◆ **OBJECTIVE**:
Look for the string "request" in every line, and copy each line that has it.

Stored data entries
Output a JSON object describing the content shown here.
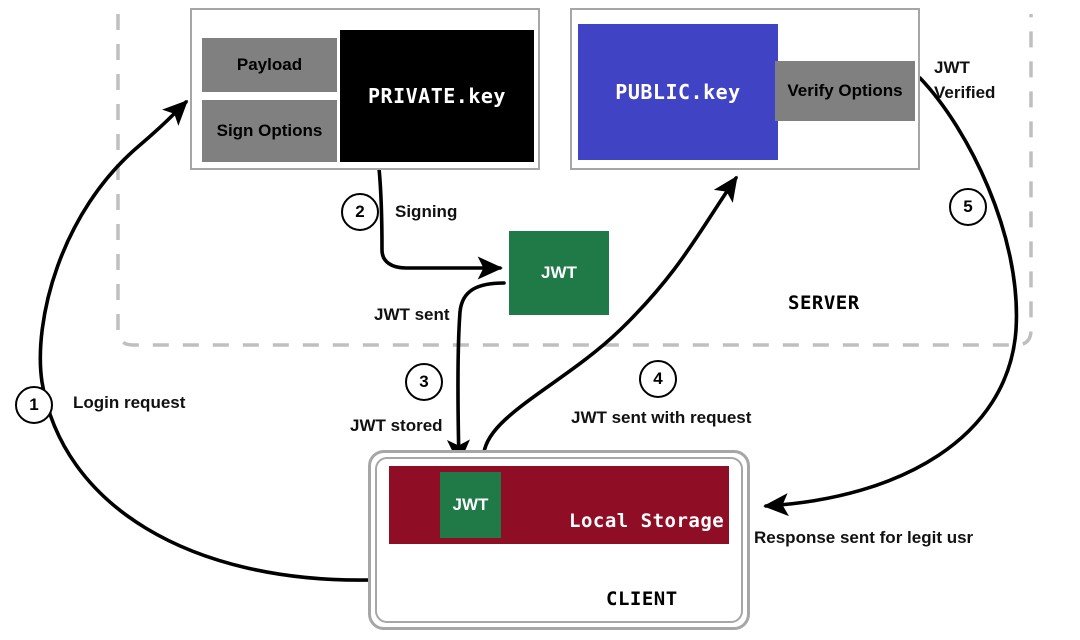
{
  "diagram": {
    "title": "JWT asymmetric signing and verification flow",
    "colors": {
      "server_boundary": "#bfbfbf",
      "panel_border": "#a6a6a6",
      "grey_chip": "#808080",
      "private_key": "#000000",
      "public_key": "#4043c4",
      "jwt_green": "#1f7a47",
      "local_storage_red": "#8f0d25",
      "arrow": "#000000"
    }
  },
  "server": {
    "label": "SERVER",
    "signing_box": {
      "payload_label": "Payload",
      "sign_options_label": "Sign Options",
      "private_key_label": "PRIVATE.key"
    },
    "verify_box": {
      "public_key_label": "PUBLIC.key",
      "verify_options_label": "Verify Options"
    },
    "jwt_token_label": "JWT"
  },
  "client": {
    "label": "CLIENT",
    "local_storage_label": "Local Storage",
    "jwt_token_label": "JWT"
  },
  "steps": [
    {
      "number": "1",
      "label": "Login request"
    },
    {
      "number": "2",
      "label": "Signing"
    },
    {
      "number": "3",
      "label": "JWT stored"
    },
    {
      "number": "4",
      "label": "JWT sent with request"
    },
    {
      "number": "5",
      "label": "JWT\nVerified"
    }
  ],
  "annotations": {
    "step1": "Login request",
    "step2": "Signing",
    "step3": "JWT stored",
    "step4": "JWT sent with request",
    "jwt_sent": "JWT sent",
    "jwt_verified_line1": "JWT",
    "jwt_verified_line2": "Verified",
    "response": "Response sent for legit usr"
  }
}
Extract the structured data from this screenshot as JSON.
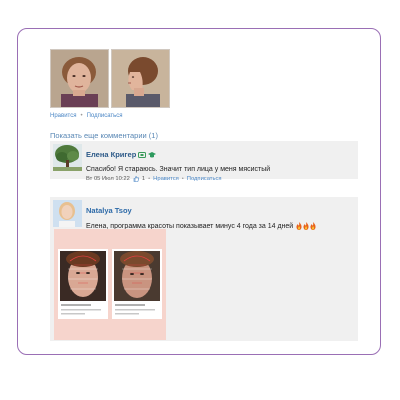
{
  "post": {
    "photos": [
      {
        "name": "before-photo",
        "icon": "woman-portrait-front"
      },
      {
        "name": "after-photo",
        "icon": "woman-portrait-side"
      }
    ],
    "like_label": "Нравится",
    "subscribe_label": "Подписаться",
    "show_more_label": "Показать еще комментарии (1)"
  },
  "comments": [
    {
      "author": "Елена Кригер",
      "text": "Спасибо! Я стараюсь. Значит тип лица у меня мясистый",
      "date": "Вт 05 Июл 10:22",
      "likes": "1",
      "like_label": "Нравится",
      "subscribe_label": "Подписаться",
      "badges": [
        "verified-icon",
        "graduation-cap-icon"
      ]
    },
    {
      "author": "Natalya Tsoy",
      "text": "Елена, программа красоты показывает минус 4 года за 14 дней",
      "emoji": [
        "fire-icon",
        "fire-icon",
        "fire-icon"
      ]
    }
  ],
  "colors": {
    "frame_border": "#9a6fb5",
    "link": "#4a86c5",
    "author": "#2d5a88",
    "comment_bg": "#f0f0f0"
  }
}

◆ **ANSWER IN FULL**:
      "label": "Login request"
      "label": "JWT sent with request"
    "step1": "Login request",
    "step4": "JWT sent with request",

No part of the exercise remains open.